WORK INSTRUCTIONS — Give every line back verbatim, dropping all images.
### RECORDS TO USE
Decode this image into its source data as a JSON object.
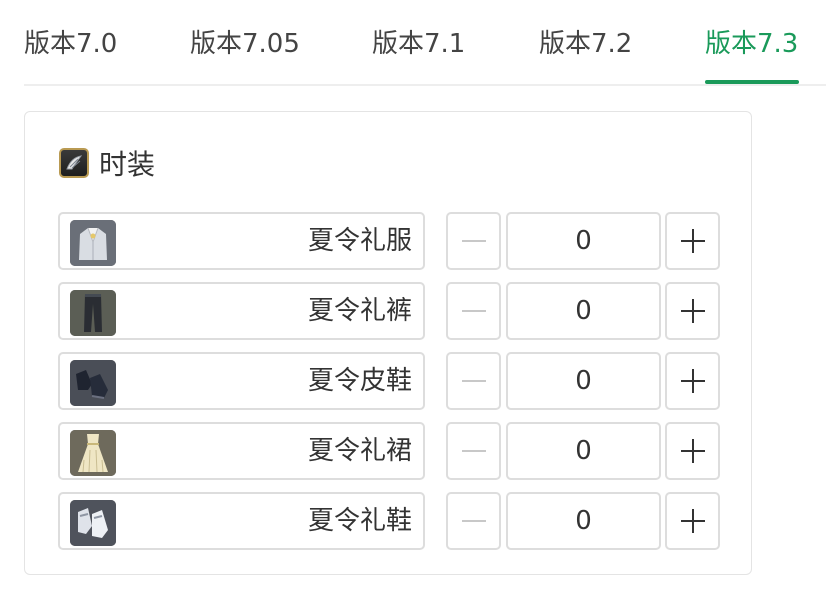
{
  "tabs": [
    {
      "label": "版本7.0",
      "active": false
    },
    {
      "label": "版本7.05",
      "active": false
    },
    {
      "label": "版本7.1",
      "active": false
    },
    {
      "label": "版本7.2",
      "active": false
    },
    {
      "label": "版本7.3",
      "active": true
    }
  ],
  "colors": {
    "accent": "#1a9a5a",
    "border": "#dddddd",
    "text": "#333333"
  },
  "section": {
    "title": "时装",
    "icon": "fashion-icon"
  },
  "items": [
    {
      "name": "夏令礼服",
      "quantity": "0",
      "icon": "summer-formal-coat-icon"
    },
    {
      "name": "夏令礼裤",
      "quantity": "0",
      "icon": "summer-formal-trousers-icon"
    },
    {
      "name": "夏令皮鞋",
      "quantity": "0",
      "icon": "summer-leather-shoes-icon"
    },
    {
      "name": "夏令礼裙",
      "quantity": "0",
      "icon": "summer-formal-dress-icon"
    },
    {
      "name": "夏令礼鞋",
      "quantity": "0",
      "icon": "summer-formal-shoes-icon"
    }
  ]
}
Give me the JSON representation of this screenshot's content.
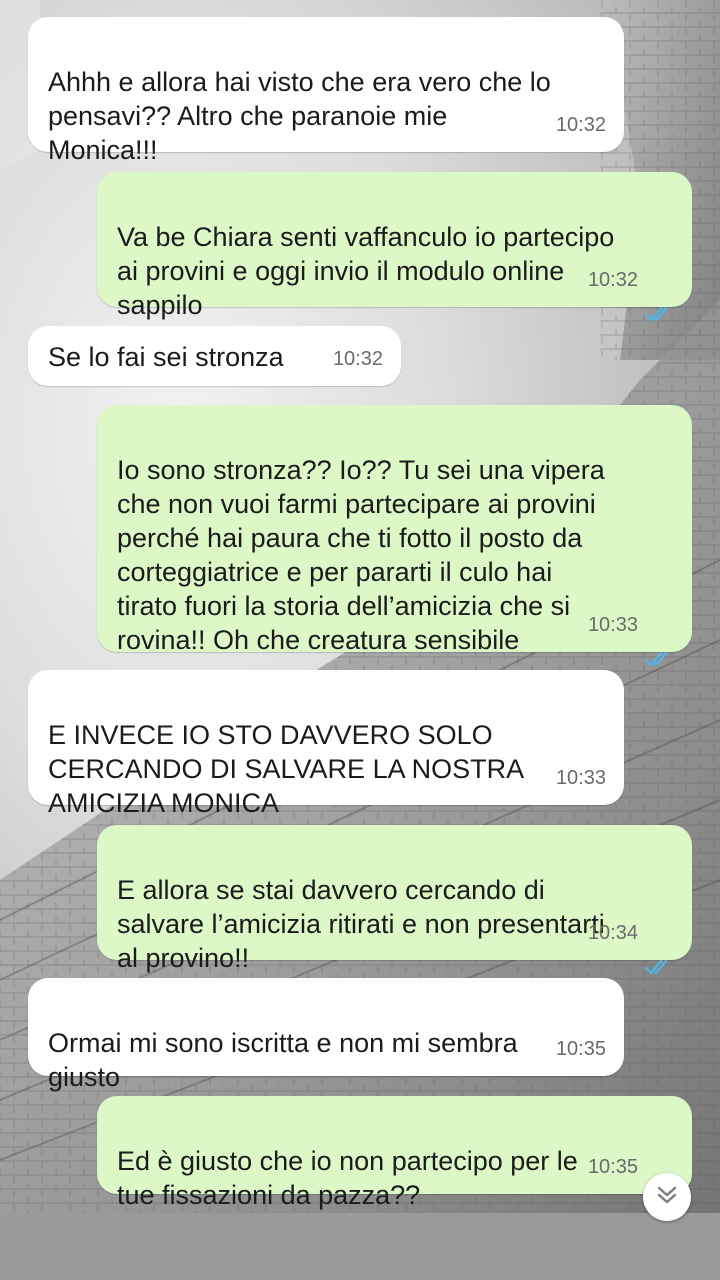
{
  "conversation": {
    "messages": [
      {
        "direction": "incoming",
        "text": "Ahhh e allora hai visto che era vero che lo\npensavi?? Altro che paranoie mie\nMonica!!!",
        "time": "10:32"
      },
      {
        "direction": "outgoing",
        "text": "Va be Chiara senti vaffanculo io partecipo\nai provini e oggi invio il modulo online\nsappilo",
        "time": "10:32",
        "status": "read"
      },
      {
        "direction": "incoming",
        "text": "Se lo fai sei stronza",
        "time": "10:32"
      },
      {
        "direction": "outgoing",
        "text": "Io sono stronza?? Io?? Tu sei una vipera\nche non vuoi farmi partecipare ai provini\nperché hai paura che ti fotto il posto da\ncorteggiatrice e per pararti il culo hai\ntirato fuori la storia dell’amicizia che si\nrovina!! Oh che creatura sensibile",
        "time": "10:33",
        "status": "read"
      },
      {
        "direction": "incoming",
        "text": "E INVECE IO STO DAVVERO SOLO\nCERCANDO DI SALVARE LA NOSTRA\nAMICIZIA MONICA",
        "time": "10:33"
      },
      {
        "direction": "outgoing",
        "text": "E allora se stai davvero cercando di\nsalvare l’amicizia ritirati e non presentarti\nal provino!!",
        "time": "10:34",
        "status": "read"
      },
      {
        "direction": "incoming",
        "text": "Ormai mi sono iscritta e non mi sembra\ngiusto",
        "time": "10:35"
      },
      {
        "direction": "outgoing",
        "text": "Ed è giusto che io non partecipo per le\ntue fissazioni da pazza??",
        "time": "10:35",
        "status": "pending"
      }
    ]
  },
  "colors": {
    "incoming_bubble": "#ffffff",
    "outgoing_bubble": "#dcf8c6",
    "read_ticks": "#4fb6ec",
    "time_text": "#6a6a6a"
  },
  "icons": {
    "read_receipt": "double-check-icon",
    "scroll_down": "chevron-double-down-icon"
  }
}
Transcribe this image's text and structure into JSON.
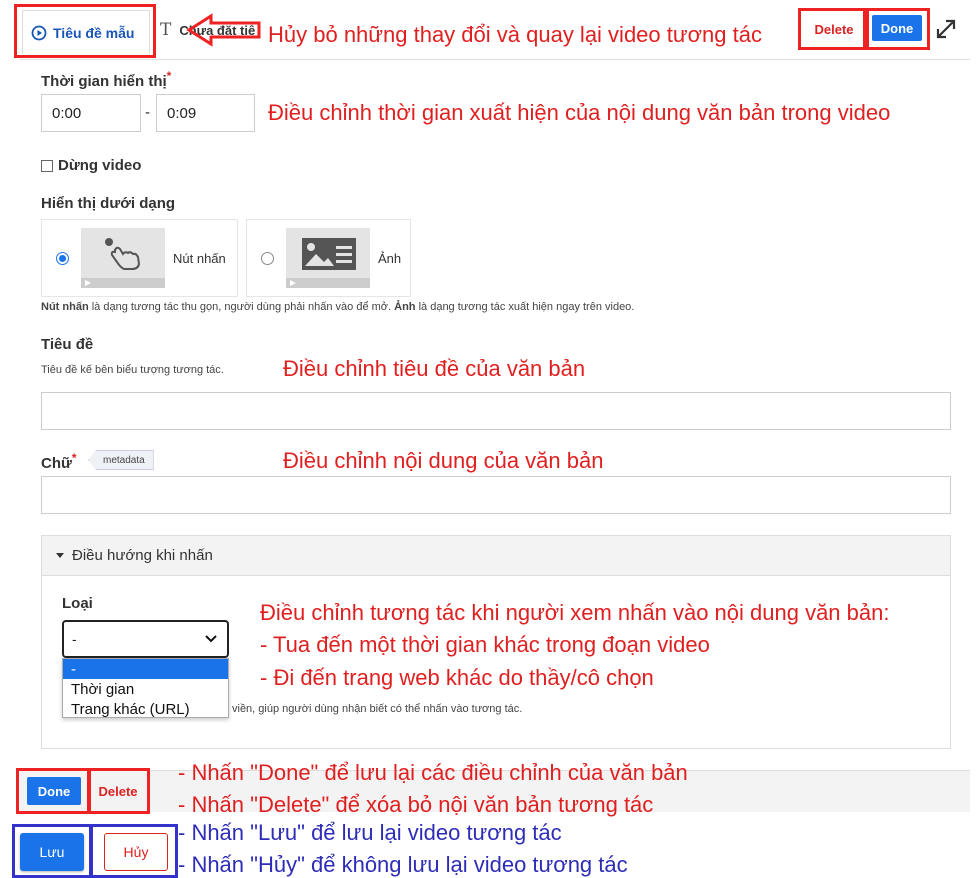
{
  "header": {
    "active_tab_label": "Tiêu đề mẫu",
    "untitled_tab_label": "Chưa đặt tiê",
    "delete_label": "Delete",
    "done_label": "Done"
  },
  "annotations": {
    "cancel_note": "Hủy bỏ  những thay đổi và quay lại video tương tác",
    "time_note": "Điều chỉnh thời gian xuất hiện của nội dung văn bản trong video",
    "title_note": "Điều chỉnh tiêu đề của văn bản",
    "text_note": "Điều chỉnh nội dung của văn bản",
    "nav_note_1": "Điều chỉnh tương tác khi người xem nhấn vào nội dung văn bản:",
    "nav_note_2": "- Tua đến một thời gian khác trong đoạn video",
    "nav_note_3": "- Đi đến trang web khác do thầy/cô chọn",
    "done_note": "- Nhấn \"Done\" để lưu lại các điều chỉnh của văn bản",
    "delete_note": "- Nhấn \"Delete\" để xóa bỏ nội văn bản tương tác",
    "save_note": "- Nhấn \"Lưu\" để lưu lại video tương tác",
    "cancel_save_note": "- Nhấn \"Hủy\" để không lưu lại video tương tác"
  },
  "form": {
    "display_time_label": "Thời gian hiển thị",
    "time_start": "0:00",
    "time_separator": "-",
    "time_end": "0:09",
    "pause_video_label": "Dừng video",
    "display_as_label": "Hiển thị dưới dạng",
    "option_button_label": "Nút nhấn",
    "option_image_label": "Ảnh",
    "display_hint_bold1": "Nút nhấn",
    "display_hint_text1": " là dạng tương tác thu gọn, người dùng phải nhấn vào để mở. ",
    "display_hint_bold2": "Ảnh",
    "display_hint_text2": " là dạng tương tác xuất hiện ngay trên video.",
    "title_label": "Tiêu đề",
    "title_hint": "Tiêu đề kế bên biểu tượng tương tác.",
    "text_label": "Chữ",
    "metadata_tag": "metadata",
    "goto_panel_label": "Điều hướng khi nhấn",
    "type_label": "Loại",
    "type_selected": "-",
    "type_options": [
      "-",
      "Thời gian",
      "Trang khác (URL)"
    ],
    "goto_hint": "viền, giúp người dùng nhận biết có thể nhấn vào tương tác."
  },
  "footer": {
    "done_label": "Done",
    "delete_label": "Delete",
    "save_label": "Lưu",
    "cancel_label": "Hủy"
  },
  "colors": {
    "accent_blue": "#1a73e8",
    "annotation_red": "#e02020",
    "annotation_blue": "#2d2db8"
  }
}
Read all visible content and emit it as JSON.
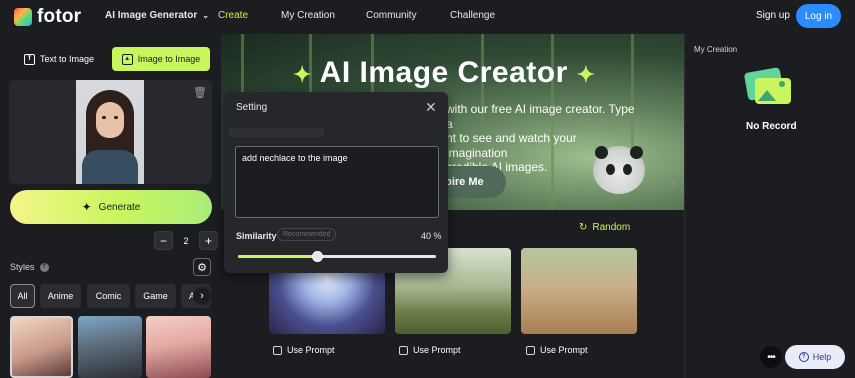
{
  "nav": {
    "logo_text": "fotor",
    "generator_label": "AI Image Generator",
    "items": [
      "Create",
      "My Creation",
      "Community",
      "Challenge"
    ],
    "signup_label": "Sign up",
    "login_label": "Log in"
  },
  "left_panel": {
    "tabs": [
      "Text to Image",
      "Image to Image"
    ],
    "generate_label": "Generate",
    "count_value": "2",
    "styles_label": "Styles",
    "style_chips": [
      "All",
      "Anime",
      "Comic",
      "Game",
      "A"
    ]
  },
  "hero": {
    "title": "AI Image Creator",
    "text_line1": "with our free AI image creator. Type a",
    "text_line2": "nt to see and watch your imagination",
    "text_line3": "credible AI images.",
    "inspire_label": "spire Me"
  },
  "gallery": {
    "random_label": "Random",
    "use_prompt_label": "Use Prompt"
  },
  "setting_popup": {
    "title": "Setting",
    "prompt_text": "add nechlace to the image",
    "similarity_label": "Similarity",
    "recommended_badge": "Recommended",
    "similarity_value": "40 %",
    "slider_fraction": 0.4
  },
  "right_panel": {
    "title": "My Creation",
    "empty_text": "No Record",
    "help_label": "Help"
  },
  "colors": {
    "accent": "#c9f55d",
    "login_blue": "#2a8cff",
    "background": "#1c1d21"
  }
}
######
RESULT FOR THIS EXERCISE —
Decode this image into its source data as a JSON object.
{
  "tabs": [
    {
      "label": "版本7.0",
      "active": false
    },
    {
      "label": "版本7.05",
      "active": false
    },
    {
      "label": "版本7.1",
      "active": false
    },
    {
      "label": "版本7.2",
      "active": false
    },
    {
      "label": "版本7.3",
      "active": true
    }
  ],
  "colors": {
    "accent": "#1a9a5a",
    "border": "#dddddd",
    "text": "#333333"
  },
  "section": {
    "title": "时装",
    "icon": "fashion-icon"
  },
  "items": [
    {
      "name": "夏令礼服",
      "quantity": "0",
      "icon": "summer-formal-coat-icon"
    },
    {
      "name": "夏令礼裤",
      "quantity": "0",
      "icon": "summer-formal-trousers-icon"
    },
    {
      "name": "夏令皮鞋",
      "quantity": "0",
      "icon": "summer-leather-shoes-icon"
    },
    {
      "name": "夏令礼裙",
      "quantity": "0",
      "icon": "summer-formal-dress-icon"
    },
    {
      "name": "夏令礼鞋",
      "quantity": "0",
      "icon": "summer-formal-shoes-icon"
    }
  ]
}
Give me the JSON representation of this screenshot's content.
{
  "conversation": {
    "messages": [
      {
        "direction": "incoming",
        "text": "Ahhh e allora hai visto che era vero che lo\npensavi?? Altro che paranoie mie\nMonica!!!",
        "time": "10:32"
      },
      {
        "direction": "outgoing",
        "text": "Va be Chiara senti vaffanculo io partecipo\nai provini e oggi invio il modulo online\nsappilo",
        "time": "10:32",
        "status": "read"
      },
      {
        "direction": "incoming",
        "text": "Se lo fai sei stronza",
        "time": "10:32"
      },
      {
        "direction": "outgoing",
        "text": "Io sono stronza?? Io?? Tu sei una vipera\nche non vuoi farmi partecipare ai provini\nperché hai paura che ti fotto il posto da\ncorteggiatrice e per pararti il culo hai\ntirato fuori la storia dell’amicizia che si\nrovina!! Oh che creatura sensibile",
        "time": "10:33",
        "status": "read"
      },
      {
        "direction": "incoming",
        "text": "E INVECE IO STO DAVVERO SOLO\nCERCANDO DI SALVARE LA NOSTRA\nAMICIZIA MONICA",
        "time": "10:33"
      },
      {
        "direction": "outgoing",
        "text": "E allora se stai davvero cercando di\nsalvare l’amicizia ritirati e non presentarti\nal provino!!",
        "time": "10:34",
        "status": "read"
      },
      {
        "direction": "incoming",
        "text": "Ormai mi sono iscritta e non mi sembra\ngiusto",
        "time": "10:35"
      },
      {
        "direction": "outgoing",
        "text": "Ed è giusto che io non partecipo per le\ntue fissazioni da pazza??",
        "time": "10:35",
        "status": "pending"
      }
    ]
  },
  "colors": {
    "incoming_bubble": "#ffffff",
    "outgoing_bubble": "#dcf8c6",
    "read_ticks": "#4fb6ec",
    "time_text": "#6a6a6a"
  },
  "icons": {
    "read_receipt": "double-check-icon",
    "scroll_down": "chevron-double-down-icon"
  }
}
Transcribe this image's text and structure into JSON.
{
  "header": {
    "active_tab_label": "Tiêu đề mẫu",
    "untitled_tab_label": "Chưa đặt tiê",
    "delete_label": "Delete",
    "done_label": "Done"
  },
  "annotations": {
    "cancel_note": "Hủy bỏ  những thay đổi và quay lại video tương tác",
    "time_note": "Điều chỉnh thời gian xuất hiện của nội dung văn bản trong video",
    "title_note": "Điều chỉnh tiêu đề của văn bản",
    "text_note": "Điều chỉnh nội dung của văn bản",
    "nav_note_1": "Điều chỉnh tương tác khi người xem nhấn vào nội dung văn bản:",
    "nav_note_2": "- Tua đến một thời gian khác trong đoạn video",
    "nav_note_3": "- Đi đến trang web khác do thầy/cô chọn",
    "done_note": "- Nhấn \"Done\" để lưu lại các điều chỉnh của văn bản",
    "delete_note": "- Nhấn \"Delete\" để xóa bỏ nội văn bản tương tác",
    "save_note": "- Nhấn \"Lưu\" để lưu lại video tương tác",
    "cancel_save_note": "- Nhấn \"Hủy\" để không lưu lại video tương tác"
  },
  "form": {
    "display_time_label": "Thời gian hiển thị",
    "time_start": "0:00",
    "time_separator": "-",
    "time_end": "0:09",
    "pause_video_label": "Dừng video",
    "display_as_label": "Hiển thị dưới dạng",
    "option_button_label": "Nút nhấn",
    "option_image_label": "Ảnh",
    "display_hint_bold1": "Nút nhấn",
    "display_hint_text1": " là dạng tương tác thu gọn, người dùng phải nhấn vào để mở. ",
    "display_hint_bold2": "Ảnh",
    "display_hint_text2": " là dạng tương tác xuất hiện ngay trên video.",
    "title_label": "Tiêu đề",
    "title_hint": "Tiêu đề kế bên biểu tượng tương tác.",
    "text_label": "Chữ",
    "metadata_tag": "metadata",
    "goto_panel_label": "Điều hướng khi nhấn",
    "type_label": "Loại",
    "type_selected": "-",
    "type_options": [
      "-",
      "Thời gian",
      "Trang khác (URL)"
    ],
    "goto_hint": "viền, giúp người dùng nhận biết có thể nhấn vào tương tác."
  },
  "footer": {
    "done_label": "Done",
    "delete_label": "Delete",
    "save_label": "Lưu",
    "cancel_label": "Hủy"
  },
  "colors": {
    "accent_blue": "#1a73e8",
    "annotation_red": "#e02020",
    "annotation_blue": "#2d2db8"
  }
}
Read all visible content and emit it as JSON.
{
  "nav": {
    "logo_text": "fotor",
    "generator_label": "AI Image Generator",
    "items": [
      "Create",
      "My Creation",
      "Community",
      "Challenge"
    ],
    "signup_label": "Sign up",
    "login_label": "Log in"
  },
  "left_panel": {
    "tabs": [
      "Text to Image",
      "Image to Image"
    ],
    "generate_label": "Generate",
    "count_value": "2",
    "styles_label": "Styles",
    "style_chips": [
      "All",
      "Anime",
      "Comic",
      "Game",
      "A"
    ]
  },
  "hero": {
    "title": "AI Image Creator",
    "text_line1": "with our free AI image creator. Type a",
    "text_line2": "nt to see and watch your imagination",
    "text_line3": "credible AI images.",
    "inspire_label": "spire Me"
  },
  "gallery": {
    "random_label": "Random",
    "use_prompt_label": "Use Prompt"
  },
  "setting_popup": {
    "title": "Setting",
    "prompt_text": "add nechlace to the image",
    "similarity_label": "Similarity",
    "recommended_badge": "Recommended",
    "similarity_value": "40 %",
    "slider_fraction": 0.4
  },
  "right_panel": {
    "title": "My Creation",
    "empty_text": "No Record",
    "help_label": "Help"
  },
  "colors": {
    "accent": "#c9f55d",
    "login_blue": "#2a8cff",
    "background": "#1c1d21"
  }
}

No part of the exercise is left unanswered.